Entries with figure data:
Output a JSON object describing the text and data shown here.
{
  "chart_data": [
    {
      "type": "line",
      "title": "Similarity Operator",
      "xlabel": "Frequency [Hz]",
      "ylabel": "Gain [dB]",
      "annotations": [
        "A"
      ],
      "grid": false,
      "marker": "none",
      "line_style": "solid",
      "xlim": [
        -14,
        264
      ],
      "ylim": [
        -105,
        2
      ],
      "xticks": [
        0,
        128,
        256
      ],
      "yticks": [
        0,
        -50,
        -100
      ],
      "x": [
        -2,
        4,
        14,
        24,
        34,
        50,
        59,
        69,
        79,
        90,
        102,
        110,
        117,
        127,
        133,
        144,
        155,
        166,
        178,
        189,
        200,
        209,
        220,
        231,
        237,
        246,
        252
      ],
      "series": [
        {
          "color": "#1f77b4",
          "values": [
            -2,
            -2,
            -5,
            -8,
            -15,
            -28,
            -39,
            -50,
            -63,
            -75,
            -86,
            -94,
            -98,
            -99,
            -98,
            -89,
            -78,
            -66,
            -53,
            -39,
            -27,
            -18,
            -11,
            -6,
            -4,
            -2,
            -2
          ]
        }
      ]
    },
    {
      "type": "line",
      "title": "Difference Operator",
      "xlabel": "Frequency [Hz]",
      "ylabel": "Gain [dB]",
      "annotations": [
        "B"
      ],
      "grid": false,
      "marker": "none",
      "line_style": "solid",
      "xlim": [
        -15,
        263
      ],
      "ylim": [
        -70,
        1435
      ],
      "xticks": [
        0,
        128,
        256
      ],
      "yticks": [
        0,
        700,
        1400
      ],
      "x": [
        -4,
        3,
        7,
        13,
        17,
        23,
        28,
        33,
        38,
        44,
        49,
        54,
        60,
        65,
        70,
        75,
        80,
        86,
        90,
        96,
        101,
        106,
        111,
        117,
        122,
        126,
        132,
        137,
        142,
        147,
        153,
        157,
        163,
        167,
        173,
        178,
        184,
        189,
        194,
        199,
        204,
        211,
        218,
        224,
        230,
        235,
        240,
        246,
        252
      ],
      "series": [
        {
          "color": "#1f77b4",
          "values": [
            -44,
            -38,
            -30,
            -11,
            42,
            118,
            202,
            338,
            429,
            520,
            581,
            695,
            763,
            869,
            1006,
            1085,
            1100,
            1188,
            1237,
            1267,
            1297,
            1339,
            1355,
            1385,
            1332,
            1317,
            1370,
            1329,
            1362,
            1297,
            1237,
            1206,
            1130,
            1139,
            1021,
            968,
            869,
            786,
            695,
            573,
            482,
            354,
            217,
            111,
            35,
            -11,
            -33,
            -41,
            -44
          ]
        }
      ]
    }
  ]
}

What you should do:
Take the records above and return them exactly as written.

Solution:
Output a JSON object describing the text and data shown here.
{
  "chart_data": [
    {
      "type": "line",
      "title": "Similarity Operator",
      "xlabel": "Frequency [Hz]",
      "ylabel": "Gain [dB]",
      "annotations": [
        "A"
      ],
      "grid": false,
      "marker": "none",
      "line_style": "solid",
      "xlim": [
        -14,
        264
      ],
      "ylim": [
        -105,
        2
      ],
      "xticks": [
        0,
        128,
        256
      ],
      "yticks": [
        0,
        -50,
        -100
      ],
      "x": [
        -2,
        4,
        14,
        24,
        34,
        50,
        59,
        69,
        79,
        90,
        102,
        110,
        117,
        127,
        133,
        144,
        155,
        166,
        178,
        189,
        200,
        209,
        220,
        231,
        237,
        246,
        252
      ],
      "series": [
        {
          "color": "#1f77b4",
          "values": [
            -2,
            -2,
            -5,
            -8,
            -15,
            -28,
            -39,
            -50,
            -63,
            -75,
            -86,
            -94,
            -98,
            -99,
            -98,
            -89,
            -78,
            -66,
            -53,
            -39,
            -27,
            -18,
            -11,
            -6,
            -4,
            -2,
            -2
          ]
        }
      ]
    },
    {
      "type": "line",
      "title": "Difference Operator",
      "xlabel": "Frequency [Hz]",
      "ylabel": "Gain [dB]",
      "annotations": [
        "B"
      ],
      "grid": false,
      "marker": "none",
      "line_style": "solid",
      "xlim": [
        -15,
        263
      ],
      "ylim": [
        -70,
        1435
      ],
      "xticks": [
        0,
        128,
        256
      ],
      "yticks": [
        0,
        700,
        1400
      ],
      "x": [
        -4,
        3,
        7,
        13,
        17,
        23,
        28,
        33,
        38,
        44,
        49,
        54,
        60,
        65,
        70,
        75,
        80,
        86,
        90,
        96,
        101,
        106,
        111,
        117,
        122,
        126,
        132,
        137,
        142,
        147,
        153,
        157,
        163,
        167,
        173,
        178,
        184,
        189,
        194,
        199,
        204,
        211,
        218,
        224,
        230,
        235,
        240,
        246,
        252
      ],
      "series": [
        {
          "color": "#1f77b4",
          "values": [
            -44,
            -38,
            -30,
            -11,
            42,
            118,
            202,
            338,
            429,
            520,
            581,
            695,
            763,
            869,
            1006,
            1085,
            1100,
            1188,
            1237,
            1267,
            1297,
            1339,
            1355,
            1385,
            1332,
            1317,
            1370,
            1329,
            1362,
            1297,
            1237,
            1206,
            1130,
            1139,
            1021,
            968,
            869,
            786,
            695,
            573,
            482,
            354,
            217,
            111,
            35,
            -11,
            -33,
            -41,
            -44
          ]
        }
      ]
    }
  ]
}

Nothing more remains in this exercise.